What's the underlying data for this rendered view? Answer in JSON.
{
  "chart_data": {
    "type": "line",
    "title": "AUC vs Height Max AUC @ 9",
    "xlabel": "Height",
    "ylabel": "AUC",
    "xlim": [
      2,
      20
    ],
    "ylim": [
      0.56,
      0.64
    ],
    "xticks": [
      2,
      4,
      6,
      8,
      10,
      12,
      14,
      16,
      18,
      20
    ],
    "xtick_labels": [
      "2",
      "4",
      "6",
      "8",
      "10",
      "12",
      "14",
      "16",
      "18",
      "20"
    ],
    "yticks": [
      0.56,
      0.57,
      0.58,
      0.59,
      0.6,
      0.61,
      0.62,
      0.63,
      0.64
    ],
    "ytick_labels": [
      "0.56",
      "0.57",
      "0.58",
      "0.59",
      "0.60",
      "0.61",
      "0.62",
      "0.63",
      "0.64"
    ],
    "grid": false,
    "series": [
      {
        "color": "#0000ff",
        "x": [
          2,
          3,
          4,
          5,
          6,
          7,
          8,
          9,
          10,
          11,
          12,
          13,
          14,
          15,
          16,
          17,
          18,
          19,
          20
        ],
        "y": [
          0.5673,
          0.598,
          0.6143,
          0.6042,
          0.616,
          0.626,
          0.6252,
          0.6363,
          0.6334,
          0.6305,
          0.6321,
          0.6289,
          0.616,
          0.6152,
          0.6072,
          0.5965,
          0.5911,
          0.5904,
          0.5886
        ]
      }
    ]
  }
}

Given request —
Quote every record above exactly.

Response to the task —
What's the underlying data for this rendered view? Answer in JSON.
{
  "chart_data": {
    "type": "line",
    "title": "AUC vs Height Max AUC @ 9",
    "xlabel": "Height",
    "ylabel": "AUC",
    "xlim": [
      2,
      20
    ],
    "ylim": [
      0.56,
      0.64
    ],
    "xticks": [
      2,
      4,
      6,
      8,
      10,
      12,
      14,
      16,
      18,
      20
    ],
    "xtick_labels": [
      "2",
      "4",
      "6",
      "8",
      "10",
      "12",
      "14",
      "16",
      "18",
      "20"
    ],
    "yticks": [
      0.56,
      0.57,
      0.58,
      0.59,
      0.6,
      0.61,
      0.62,
      0.63,
      0.64
    ],
    "ytick_labels": [
      "0.56",
      "0.57",
      "0.58",
      "0.59",
      "0.60",
      "0.61",
      "0.62",
      "0.63",
      "0.64"
    ],
    "grid": false,
    "series": [
      {
        "color": "#0000ff",
        "x": [
          2,
          3,
          4,
          5,
          6,
          7,
          8,
          9,
          10,
          11,
          12,
          13,
          14,
          15,
          16,
          17,
          18,
          19,
          20
        ],
        "y": [
          0.5673,
          0.598,
          0.6143,
          0.6042,
          0.616,
          0.626,
          0.6252,
          0.6363,
          0.6334,
          0.6305,
          0.6321,
          0.6289,
          0.616,
          0.6152,
          0.6072,
          0.5965,
          0.5911,
          0.5904,
          0.5886
        ]
      }
    ]
  }
}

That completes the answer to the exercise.